**Task details:** Do not include the pictures; repeat the rest of the data exactly.

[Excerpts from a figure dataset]
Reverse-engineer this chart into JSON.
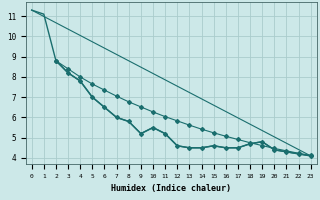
{
  "xlabel": "Humidex (Indice chaleur)",
  "background_color": "#cce8e8",
  "grid_color": "#aacccc",
  "line_color": "#1a6e6e",
  "xlim": [
    -0.5,
    23.5
  ],
  "ylim": [
    3.7,
    11.7
  ],
  "yticks": [
    4,
    5,
    6,
    7,
    8,
    9,
    10,
    11
  ],
  "xticks": [
    0,
    1,
    2,
    3,
    4,
    5,
    6,
    7,
    8,
    9,
    10,
    11,
    12,
    13,
    14,
    15,
    16,
    17,
    18,
    19,
    20,
    21,
    22,
    23
  ],
  "line1_x": [
    0,
    1,
    2,
    3,
    4,
    5,
    6,
    7,
    8,
    9,
    10,
    11,
    12,
    13,
    14,
    15,
    16,
    17,
    18,
    19,
    20,
    21,
    22,
    23
  ],
  "line1_y": [
    11.3,
    11.1,
    8.8,
    8.2,
    7.8,
    7.0,
    6.5,
    6.0,
    5.8,
    5.2,
    5.5,
    5.2,
    4.6,
    4.5,
    4.5,
    4.6,
    4.5,
    4.5,
    4.7,
    4.8,
    4.4,
    4.3,
    4.2,
    4.1
  ],
  "line2_x": [
    2,
    3,
    4,
    5,
    6,
    7,
    8,
    9,
    10,
    11,
    12,
    13,
    14,
    15,
    16,
    17,
    18,
    19,
    20,
    21,
    22,
    23
  ],
  "line2_y": [
    8.8,
    8.2,
    7.8,
    7.0,
    6.5,
    6.0,
    5.8,
    5.2,
    5.5,
    5.2,
    4.6,
    4.5,
    4.5,
    4.6,
    4.5,
    4.5,
    4.7,
    4.8,
    4.4,
    4.3,
    4.2,
    4.1
  ],
  "line3_x": [
    0,
    23
  ],
  "line3_y": [
    11.3,
    4.1
  ],
  "line4_x": [
    2,
    3,
    4,
    5,
    6,
    7,
    8,
    9,
    10,
    11,
    12,
    13,
    14,
    15,
    16,
    17,
    18,
    19,
    20,
    21,
    22,
    23
  ],
  "line4_y": [
    8.8,
    8.4,
    8.0,
    7.65,
    7.35,
    7.05,
    6.77,
    6.52,
    6.27,
    6.04,
    5.83,
    5.62,
    5.42,
    5.24,
    5.07,
    4.91,
    4.75,
    4.61,
    4.47,
    4.35,
    4.23,
    4.12
  ]
}
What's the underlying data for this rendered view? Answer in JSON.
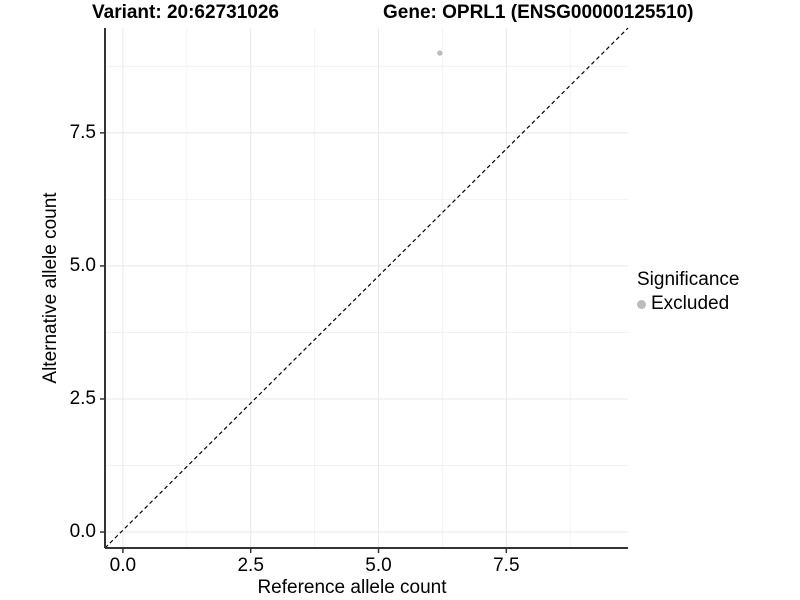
{
  "chart_data": {
    "type": "scatter",
    "title_variant": "Variant: 20:62731026",
    "title_gene": "Gene: OPRL1 (ENSG00000125510)",
    "xlabel": "Reference allele count",
    "ylabel": "Alternative allele count",
    "x_tick_values": [
      0,
      2.5,
      5,
      7.5
    ],
    "x_tick_labels": [
      "0.0",
      "2.5",
      "5.0",
      "7.5"
    ],
    "x_minor_breaks": [
      1.25,
      3.75,
      6.25,
      8.75
    ],
    "y_tick_values": [
      0,
      2.5,
      5,
      7.5
    ],
    "y_tick_labels": [
      "0.0",
      "2.5",
      "5.0",
      "7.5"
    ],
    "y_minor_breaks": [
      1.25,
      3.75,
      6.25,
      8.75
    ],
    "xlim": [
      -0.35,
      9.88
    ],
    "ylim": [
      -0.3,
      9.47
    ],
    "grid": true,
    "points": [
      {
        "x": 6.2,
        "y": 9.0,
        "significance": "Excluded"
      }
    ],
    "abline": {
      "slope": 1,
      "intercept": 0,
      "linetype": "dashed"
    },
    "legend": {
      "title": "Significance",
      "position": "right",
      "items": [
        {
          "label": "Excluded",
          "color": "#bcbcbc"
        }
      ]
    },
    "colors": {
      "point": "#bcbcbc",
      "grid_major": "#e8e8e8",
      "grid_minor": "#f3f3f3",
      "axis": "#333333",
      "abline": "#000000",
      "text": "#000000"
    }
  }
}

**Reply:**
Reverse-engineer this chart into JSON.
{
  "xlabel": "Humidex (Indice chaleur)",
  "background_color": "#cce8e8",
  "grid_color": "#aacccc",
  "line_color": "#1a6e6e",
  "xlim": [
    -0.5,
    23.5
  ],
  "ylim": [
    3.7,
    11.7
  ],
  "yticks": [
    4,
    5,
    6,
    7,
    8,
    9,
    10,
    11
  ],
  "xticks": [
    0,
    1,
    2,
    3,
    4,
    5,
    6,
    7,
    8,
    9,
    10,
    11,
    12,
    13,
    14,
    15,
    16,
    17,
    18,
    19,
    20,
    21,
    22,
    23
  ],
  "line1_x": [
    0,
    1,
    2,
    3,
    4,
    5,
    6,
    7,
    8,
    9,
    10,
    11,
    12,
    13,
    14,
    15,
    16,
    17,
    18,
    19,
    20,
    21,
    22,
    23
  ],
  "line1_y": [
    11.3,
    11.1,
    8.8,
    8.2,
    7.8,
    7.0,
    6.5,
    6.0,
    5.8,
    5.2,
    5.5,
    5.2,
    4.6,
    4.5,
    4.5,
    4.6,
    4.5,
    4.5,
    4.7,
    4.8,
    4.4,
    4.3,
    4.2,
    4.1
  ],
  "line2_x": [
    2,
    3,
    4,
    5,
    6,
    7,
    8,
    9,
    10,
    11,
    12,
    13,
    14,
    15,
    16,
    17,
    18,
    19,
    20,
    21,
    22,
    23
  ],
  "line2_y": [
    8.8,
    8.2,
    7.8,
    7.0,
    6.5,
    6.0,
    5.8,
    5.2,
    5.5,
    5.2,
    4.6,
    4.5,
    4.5,
    4.6,
    4.5,
    4.5,
    4.7,
    4.8,
    4.4,
    4.3,
    4.2,
    4.1
  ],
  "line3_x": [
    0,
    23
  ],
  "line3_y": [
    11.3,
    4.1
  ],
  "line4_x": [
    2,
    3,
    4,
    5,
    6,
    7,
    8,
    9,
    10,
    11,
    12,
    13,
    14,
    15,
    16,
    17,
    18,
    19,
    20,
    21,
    22,
    23
  ],
  "line4_y": [
    8.8,
    8.4,
    8.0,
    7.65,
    7.35,
    7.05,
    6.77,
    6.52,
    6.27,
    6.04,
    5.83,
    5.62,
    5.42,
    5.24,
    5.07,
    4.91,
    4.75,
    4.61,
    4.47,
    4.35,
    4.23,
    4.12
  ]
}
What's the underlying data for this rendered view? Answer in JSON.
{
  "chart_data": {
    "type": "scatter",
    "title_variant": "Variant: 20:62731026",
    "title_gene": "Gene: OPRL1 (ENSG00000125510)",
    "xlabel": "Reference allele count",
    "ylabel": "Alternative allele count",
    "x_tick_values": [
      0,
      2.5,
      5,
      7.5
    ],
    "x_tick_labels": [
      "0.0",
      "2.5",
      "5.0",
      "7.5"
    ],
    "x_minor_breaks": [
      1.25,
      3.75,
      6.25,
      8.75
    ],
    "y_tick_values": [
      0,
      2.5,
      5,
      7.5
    ],
    "y_tick_labels": [
      "0.0",
      "2.5",
      "5.0",
      "7.5"
    ],
    "y_minor_breaks": [
      1.25,
      3.75,
      6.25,
      8.75
    ],
    "xlim": [
      -0.35,
      9.88
    ],
    "ylim": [
      -0.3,
      9.47
    ],
    "grid": true,
    "points": [
      {
        "x": 6.2,
        "y": 9.0,
        "significance": "Excluded"
      }
    ],
    "abline": {
      "slope": 1,
      "intercept": 0,
      "linetype": "dashed"
    },
    "legend": {
      "title": "Significance",
      "position": "right",
      "items": [
        {
          "label": "Excluded",
          "color": "#bcbcbc"
        }
      ]
    },
    "colors": {
      "point": "#bcbcbc",
      "grid_major": "#e8e8e8",
      "grid_minor": "#f3f3f3",
      "axis": "#333333",
      "abline": "#000000",
      "text": "#000000"
    }
  }
}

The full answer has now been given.